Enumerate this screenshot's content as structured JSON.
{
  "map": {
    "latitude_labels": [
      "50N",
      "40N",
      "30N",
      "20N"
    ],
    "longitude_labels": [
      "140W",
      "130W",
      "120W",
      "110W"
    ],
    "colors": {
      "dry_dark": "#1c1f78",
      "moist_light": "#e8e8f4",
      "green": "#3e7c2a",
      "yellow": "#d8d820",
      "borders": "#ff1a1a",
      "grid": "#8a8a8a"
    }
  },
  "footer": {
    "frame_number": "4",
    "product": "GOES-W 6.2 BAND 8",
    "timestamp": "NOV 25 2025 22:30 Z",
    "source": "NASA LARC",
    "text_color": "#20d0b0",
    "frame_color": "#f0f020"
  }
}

→ **Task requirements**: Return all the data above once more, precisely as given.

→ **Finished exercise**:
Enumerate this screenshot's content as structured JSON.
{
  "map": {
    "latitude_labels": [
      "50N",
      "40N",
      "30N",
      "20N"
    ],
    "longitude_labels": [
      "140W",
      "130W",
      "120W",
      "110W"
    ],
    "colors": {
      "dry_dark": "#1c1f78",
      "moist_light": "#e8e8f4",
      "green": "#3e7c2a",
      "yellow": "#d8d820",
      "borders": "#ff1a1a",
      "grid": "#8a8a8a"
    }
  },
  "footer": {
    "frame_number": "4",
    "product": "GOES-W 6.2 BAND 8",
    "timestamp": "NOV 25 2025 22:30 Z",
    "source": "NASA LARC",
    "text_color": "#20d0b0",
    "frame_color": "#f0f020"
  }
}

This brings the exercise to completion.